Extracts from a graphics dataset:
=== Section Start ===

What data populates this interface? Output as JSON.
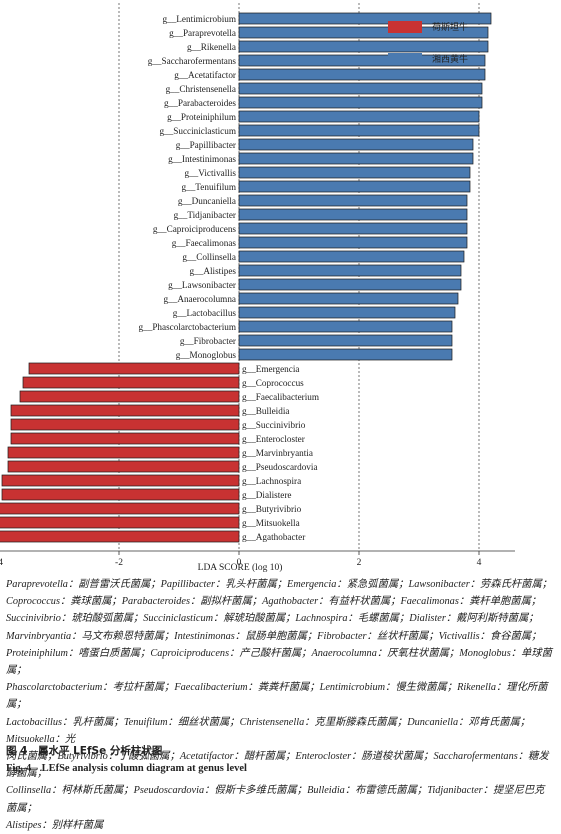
{
  "chart_data": {
    "type": "bar",
    "orientation": "horizontal",
    "xlabel": "LDA SCORE (log 10)",
    "xlim": [
      -5,
      5
    ],
    "xticks": [
      -4,
      -2,
      0,
      2,
      4
    ],
    "grid": true,
    "legend_position": "top-right",
    "series": [
      {
        "name": "荷斯坦牛",
        "color": "#c83232"
      },
      {
        "name": "湘西黄牛",
        "color": "#4a7ab0"
      }
    ],
    "bars": [
      {
        "label": "g__Lentimicrobium",
        "value": 4.2,
        "group": 1
      },
      {
        "label": "g__Paraprevotella",
        "value": 4.15,
        "group": 1
      },
      {
        "label": "g__Rikenella",
        "value": 4.15,
        "group": 1
      },
      {
        "label": "g__Saccharofermentans",
        "value": 4.1,
        "group": 1
      },
      {
        "label": "g__Acetatifactor",
        "value": 4.1,
        "group": 1
      },
      {
        "label": "g__Christensenella",
        "value": 4.05,
        "group": 1
      },
      {
        "label": "g__Parabacteroides",
        "value": 4.05,
        "group": 1
      },
      {
        "label": "g__Proteiniphilum",
        "value": 4.0,
        "group": 1
      },
      {
        "label": "g__Succiniclasticum",
        "value": 4.0,
        "group": 1
      },
      {
        "label": "g__Papillibacter",
        "value": 3.9,
        "group": 1
      },
      {
        "label": "g__Intestinimonas",
        "value": 3.9,
        "group": 1
      },
      {
        "label": "g__Victivallis",
        "value": 3.85,
        "group": 1
      },
      {
        "label": "g__Tenuifilum",
        "value": 3.85,
        "group": 1
      },
      {
        "label": "g__Duncaniella",
        "value": 3.8,
        "group": 1
      },
      {
        "label": "g__Tidjanibacter",
        "value": 3.8,
        "group": 1
      },
      {
        "label": "g__Caproiciproducens",
        "value": 3.8,
        "group": 1
      },
      {
        "label": "g__Faecalimonas",
        "value": 3.8,
        "group": 1
      },
      {
        "label": "g__Collinsella",
        "value": 3.75,
        "group": 1
      },
      {
        "label": "g__Alistipes",
        "value": 3.7,
        "group": 1
      },
      {
        "label": "g__Lawsonibacter",
        "value": 3.7,
        "group": 1
      },
      {
        "label": "g__Anaerocolumna",
        "value": 3.65,
        "group": 1
      },
      {
        "label": "g__Lactobacillus",
        "value": 3.6,
        "group": 1
      },
      {
        "label": "g__Phascolarctobacterium",
        "value": 3.55,
        "group": 1
      },
      {
        "label": "g__Fibrobacter",
        "value": 3.55,
        "group": 1
      },
      {
        "label": "g__Monoglobus",
        "value": 3.55,
        "group": 1
      },
      {
        "label": "g__Emergencia",
        "value": -3.5,
        "group": 0
      },
      {
        "label": "g__Coprococcus",
        "value": -3.6,
        "group": 0
      },
      {
        "label": "g__Faecalibacterium",
        "value": -3.65,
        "group": 0
      },
      {
        "label": "g__Bulleidia",
        "value": -3.8,
        "group": 0
      },
      {
        "label": "g__Succinivibrio",
        "value": -3.8,
        "group": 0
      },
      {
        "label": "g__Enterocloster",
        "value": -3.8,
        "group": 0
      },
      {
        "label": "g__Marvinbryantia",
        "value": -3.85,
        "group": 0
      },
      {
        "label": "g__Pseudoscardovia",
        "value": -3.85,
        "group": 0
      },
      {
        "label": "g__Lachnospira",
        "value": -3.95,
        "group": 0
      },
      {
        "label": "g__Dialistere",
        "value": -3.95,
        "group": 0
      },
      {
        "label": "g__Butyrivibrio",
        "value": -4.1,
        "group": 0
      },
      {
        "label": "g__Mitsuokella",
        "value": -4.1,
        "group": 0
      },
      {
        "label": "g__Agathobacter",
        "value": -4.4,
        "group": 0
      }
    ]
  },
  "caption": {
    "lines": [
      "Paraprevotella：副普雷沃氏菌属；Papillibacter：乳头杆菌属；Emergencia：紧急弧菌属；Lawsonibacter：劳森氏杆菌属；",
      "Coprococcus：粪球菌属；Parabacteroides：副拟杆菌属；Agathobacter：有益杆状菌属；Faecalimonas：粪杆单胞菌属；",
      "Succinivibrio：琥珀酸弧菌属；Succiniclasticum：解琥珀酸菌属；Lachnospira：毛螺菌属；Dialister：戴阿利斯特菌属；",
      "Marvinbryantia：马文布赖恩特菌属；Intestinimonas：鼠肠单胞菌属；Fibrobacter：丝状杆菌属；Victivallis：食谷菌属；",
      "Proteiniphilum：嗜蛋白质菌属；Caproiciproducens：产己酸杆菌属；Anaerocolumna：厌氧柱状菌属；Monoglobus：单球菌属；",
      "Phascolarctobacterium：考拉杆菌属；Faecalibacterium：粪粪杆菌属；Lentimicrobium：慢生微菌属；Rikenella：理化所菌属；",
      "Lactobacillus：乳杆菌属；Tenuifilum：细丝状菌属；Christensenella：克里斯滕森氏菌属；Duncaniella：邓肯氏菌属；Mitsuokella：光",
      "岗氏菌属；Butyrivibrio：丁酸弧菌属；Acetatifactor：醋杆菌属；Enterocloster：肠道梭状菌属；Saccharofermentans：糖发酵菌属；",
      "Collinsella：柯林斯氏菌属；Pseudoscardovia：假斯卡多维氏菌属；Bulleidia：布雷德氏菌属；Tidjanibacter：提坚尼巴克菌属；",
      "Alistipes：别样杆菌属"
    ],
    "figure_cn": "图 4　属水平 LEfSe 分析柱状图",
    "figure_en": "Fig. 4　LEfSe analysis column diagram at genus level"
  }
}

=== Section End ===

Every entry above is to be set down exactly; the pictures are to be left out.

Problem solution:
What data populates this interface? Output as JSON.
{
  "chart_data": {
    "type": "bar",
    "orientation": "horizontal",
    "xlabel": "LDA SCORE (log 10)",
    "xlim": [
      -5,
      5
    ],
    "xticks": [
      -4,
      -2,
      0,
      2,
      4
    ],
    "grid": true,
    "legend_position": "top-right",
    "series": [
      {
        "name": "荷斯坦牛",
        "color": "#c83232"
      },
      {
        "name": "湘西黄牛",
        "color": "#4a7ab0"
      }
    ],
    "bars": [
      {
        "label": "g__Lentimicrobium",
        "value": 4.2,
        "group": 1
      },
      {
        "label": "g__Paraprevotella",
        "value": 4.15,
        "group": 1
      },
      {
        "label": "g__Rikenella",
        "value": 4.15,
        "group": 1
      },
      {
        "label": "g__Saccharofermentans",
        "value": 4.1,
        "group": 1
      },
      {
        "label": "g__Acetatifactor",
        "value": 4.1,
        "group": 1
      },
      {
        "label": "g__Christensenella",
        "value": 4.05,
        "group": 1
      },
      {
        "label": "g__Parabacteroides",
        "value": 4.05,
        "group": 1
      },
      {
        "label": "g__Proteiniphilum",
        "value": 4.0,
        "group": 1
      },
      {
        "label": "g__Succiniclasticum",
        "value": 4.0,
        "group": 1
      },
      {
        "label": "g__Papillibacter",
        "value": 3.9,
        "group": 1
      },
      {
        "label": "g__Intestinimonas",
        "value": 3.9,
        "group": 1
      },
      {
        "label": "g__Victivallis",
        "value": 3.85,
        "group": 1
      },
      {
        "label": "g__Tenuifilum",
        "value": 3.85,
        "group": 1
      },
      {
        "label": "g__Duncaniella",
        "value": 3.8,
        "group": 1
      },
      {
        "label": "g__Tidjanibacter",
        "value": 3.8,
        "group": 1
      },
      {
        "label": "g__Caproiciproducens",
        "value": 3.8,
        "group": 1
      },
      {
        "label": "g__Faecalimonas",
        "value": 3.8,
        "group": 1
      },
      {
        "label": "g__Collinsella",
        "value": 3.75,
        "group": 1
      },
      {
        "label": "g__Alistipes",
        "value": 3.7,
        "group": 1
      },
      {
        "label": "g__Lawsonibacter",
        "value": 3.7,
        "group": 1
      },
      {
        "label": "g__Anaerocolumna",
        "value": 3.65,
        "group": 1
      },
      {
        "label": "g__Lactobacillus",
        "value": 3.6,
        "group": 1
      },
      {
        "label": "g__Phascolarctobacterium",
        "value": 3.55,
        "group": 1
      },
      {
        "label": "g__Fibrobacter",
        "value": 3.55,
        "group": 1
      },
      {
        "label": "g__Monoglobus",
        "value": 3.55,
        "group": 1
      },
      {
        "label": "g__Emergencia",
        "value": -3.5,
        "group": 0
      },
      {
        "label": "g__Coprococcus",
        "value": -3.6,
        "group": 0
      },
      {
        "label": "g__Faecalibacterium",
        "value": -3.65,
        "group": 0
      },
      {
        "label": "g__Bulleidia",
        "value": -3.8,
        "group": 0
      },
      {
        "label": "g__Succinivibrio",
        "value": -3.8,
        "group": 0
      },
      {
        "label": "g__Enterocloster",
        "value": -3.8,
        "group": 0
      },
      {
        "label": "g__Marvinbryantia",
        "value": -3.85,
        "group": 0
      },
      {
        "label": "g__Pseudoscardovia",
        "value": -3.85,
        "group": 0
      },
      {
        "label": "g__Lachnospira",
        "value": -3.95,
        "group": 0
      },
      {
        "label": "g__Dialistere",
        "value": -3.95,
        "group": 0
      },
      {
        "label": "g__Butyrivibrio",
        "value": -4.1,
        "group": 0
      },
      {
        "label": "g__Mitsuokella",
        "value": -4.1,
        "group": 0
      },
      {
        "label": "g__Agathobacter",
        "value": -4.4,
        "group": 0
      }
    ]
  },
  "caption": {
    "lines": [
      "Paraprevotella：副普雷沃氏菌属；Papillibacter：乳头杆菌属；Emergencia：紧急弧菌属；Lawsonibacter：劳森氏杆菌属；",
      "Coprococcus：粪球菌属；Parabacteroides：副拟杆菌属；Agathobacter：有益杆状菌属；Faecalimonas：粪杆单胞菌属；",
      "Succinivibrio：琥珀酸弧菌属；Succiniclasticum：解琥珀酸菌属；Lachnospira：毛螺菌属；Dialister：戴阿利斯特菌属；",
      "Marvinbryantia：马文布赖恩特菌属；Intestinimonas：鼠肠单胞菌属；Fibrobacter：丝状杆菌属；Victivallis：食谷菌属；",
      "Proteiniphilum：嗜蛋白质菌属；Caproiciproducens：产己酸杆菌属；Anaerocolumna：厌氧柱状菌属；Monoglobus：单球菌属；",
      "Phascolarctobacterium：考拉杆菌属；Faecalibacterium：粪粪杆菌属；Lentimicrobium：慢生微菌属；Rikenella：理化所菌属；",
      "Lactobacillus：乳杆菌属；Tenuifilum：细丝状菌属；Christensenella：克里斯滕森氏菌属；Duncaniella：邓肯氏菌属；Mitsuokella：光",
      "岗氏菌属；Butyrivibrio：丁酸弧菌属；Acetatifactor：醋杆菌属；Enterocloster：肠道梭状菌属；Saccharofermentans：糖发酵菌属；",
      "Collinsella：柯林斯氏菌属；Pseudoscardovia：假斯卡多维氏菌属；Bulleidia：布雷德氏菌属；Tidjanibacter：提坚尼巴克菌属；",
      "Alistipes：别样杆菌属"
    ],
    "figure_cn": "图 4　属水平 LEfSe 分析柱状图",
    "figure_en": "Fig. 4　LEfSe analysis column diagram at genus level"
  }
}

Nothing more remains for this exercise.